[Stored items from a collection]
* begin *
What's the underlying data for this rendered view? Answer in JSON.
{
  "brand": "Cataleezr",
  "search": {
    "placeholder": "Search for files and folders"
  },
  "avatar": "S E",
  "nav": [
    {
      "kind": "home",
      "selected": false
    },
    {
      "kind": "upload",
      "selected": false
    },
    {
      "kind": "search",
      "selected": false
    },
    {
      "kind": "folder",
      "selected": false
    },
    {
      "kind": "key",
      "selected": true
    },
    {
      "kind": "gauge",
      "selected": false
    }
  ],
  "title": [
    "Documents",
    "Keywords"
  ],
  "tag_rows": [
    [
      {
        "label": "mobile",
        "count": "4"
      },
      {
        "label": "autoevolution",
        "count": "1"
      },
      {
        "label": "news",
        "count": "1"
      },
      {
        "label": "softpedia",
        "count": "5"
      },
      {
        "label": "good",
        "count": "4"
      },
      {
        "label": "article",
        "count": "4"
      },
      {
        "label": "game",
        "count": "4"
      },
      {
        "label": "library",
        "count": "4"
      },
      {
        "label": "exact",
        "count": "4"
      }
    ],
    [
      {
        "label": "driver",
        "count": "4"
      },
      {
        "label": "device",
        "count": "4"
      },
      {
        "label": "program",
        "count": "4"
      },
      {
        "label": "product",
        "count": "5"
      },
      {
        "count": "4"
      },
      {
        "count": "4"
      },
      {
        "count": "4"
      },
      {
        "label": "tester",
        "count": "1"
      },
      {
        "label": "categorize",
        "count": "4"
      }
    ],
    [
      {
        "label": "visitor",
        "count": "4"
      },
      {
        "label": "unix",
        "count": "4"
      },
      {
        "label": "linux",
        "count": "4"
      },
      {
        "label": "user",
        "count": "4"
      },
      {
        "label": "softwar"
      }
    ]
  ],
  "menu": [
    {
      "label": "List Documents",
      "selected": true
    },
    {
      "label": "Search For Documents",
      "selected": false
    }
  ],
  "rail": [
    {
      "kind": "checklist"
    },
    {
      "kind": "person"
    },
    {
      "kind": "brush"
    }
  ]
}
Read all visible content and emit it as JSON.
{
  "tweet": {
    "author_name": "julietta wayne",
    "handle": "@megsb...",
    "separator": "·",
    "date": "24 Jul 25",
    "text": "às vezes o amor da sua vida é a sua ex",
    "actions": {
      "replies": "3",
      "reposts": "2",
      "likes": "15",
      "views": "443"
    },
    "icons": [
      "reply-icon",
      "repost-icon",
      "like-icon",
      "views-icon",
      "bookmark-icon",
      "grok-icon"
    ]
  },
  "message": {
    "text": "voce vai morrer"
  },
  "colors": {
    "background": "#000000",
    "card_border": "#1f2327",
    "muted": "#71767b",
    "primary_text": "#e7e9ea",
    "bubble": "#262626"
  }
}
* end *
- _EXERCISE_:
Extract the complete listing above, reproducing each line exactly.

- _OUTPUT OF THE TASK_:
What's the underlying data for this rendered view? Answer in JSON.
{
  "brand": "Cataleezr",
  "search": {
    "placeholder": "Search for files and folders"
  },
  "avatar": "S E",
  "nav": [
    {
      "kind": "home",
      "selected": false
    },
    {
      "kind": "upload",
      "selected": false
    },
    {
      "kind": "search",
      "selected": false
    },
    {
      "kind": "folder",
      "selected": false
    },
    {
      "kind": "key",
      "selected": true
    },
    {
      "kind": "gauge",
      "selected": false
    }
  ],
  "title": [
    "Documents",
    "Keywords"
  ],
  "tag_rows": [
    [
      {
        "label": "mobile",
        "count": "4"
      },
      {
        "label": "autoevolution",
        "count": "1"
      },
      {
        "label": "news",
        "count": "1"
      },
      {
        "label": "softpedia",
        "count": "5"
      },
      {
        "label": "good",
        "count": "4"
      },
      {
        "label": "article",
        "count": "4"
      },
      {
        "label": "game",
        "count": "4"
      },
      {
        "label": "library",
        "count": "4"
      },
      {
        "label": "exact",
        "count": "4"
      }
    ],
    [
      {
        "label": "driver",
        "count": "4"
      },
      {
        "label": "device",
        "count": "4"
      },
      {
        "label": "program",
        "count": "4"
      },
      {
        "label": "product",
        "count": "5"
      },
      {
        "count": "4"
      },
      {
        "count": "4"
      },
      {
        "count": "4"
      },
      {
        "label": "tester",
        "count": "1"
      },
      {
        "label": "categorize",
        "count": "4"
      }
    ],
    [
      {
        "label": "visitor",
        "count": "4"
      },
      {
        "label": "unix",
        "count": "4"
      },
      {
        "label": "linux",
        "count": "4"
      },
      {
        "label": "user",
        "count": "4"
      },
      {
        "label": "softwar"
      }
    ]
  ],
  "menu": [
    {
      "label": "List Documents",
      "selected": true
    },
    {
      "label": "Search For Documents",
      "selected": false
    }
  ],
  "rail": [
    {
      "kind": "checklist"
    },
    {
      "kind": "person"
    },
    {
      "kind": "brush"
    }
  ]
}
Read all visible content and emit it as JSON.
{
  "tweet": {
    "author_name": "julietta wayne",
    "handle": "@megsb...",
    "separator": "·",
    "date": "24 Jul 25",
    "text": "às vezes o amor da sua vida é a sua ex",
    "actions": {
      "replies": "3",
      "reposts": "2",
      "likes": "15",
      "views": "443"
    },
    "icons": [
      "reply-icon",
      "repost-icon",
      "like-icon",
      "views-icon",
      "bookmark-icon",
      "grok-icon"
    ]
  },
  "message": {
    "text": "voce vai morrer"
  },
  "colors": {
    "background": "#000000",
    "card_border": "#1f2327",
    "muted": "#71767b",
    "primary_text": "#e7e9ea",
    "bubble": "#262626"
  }
}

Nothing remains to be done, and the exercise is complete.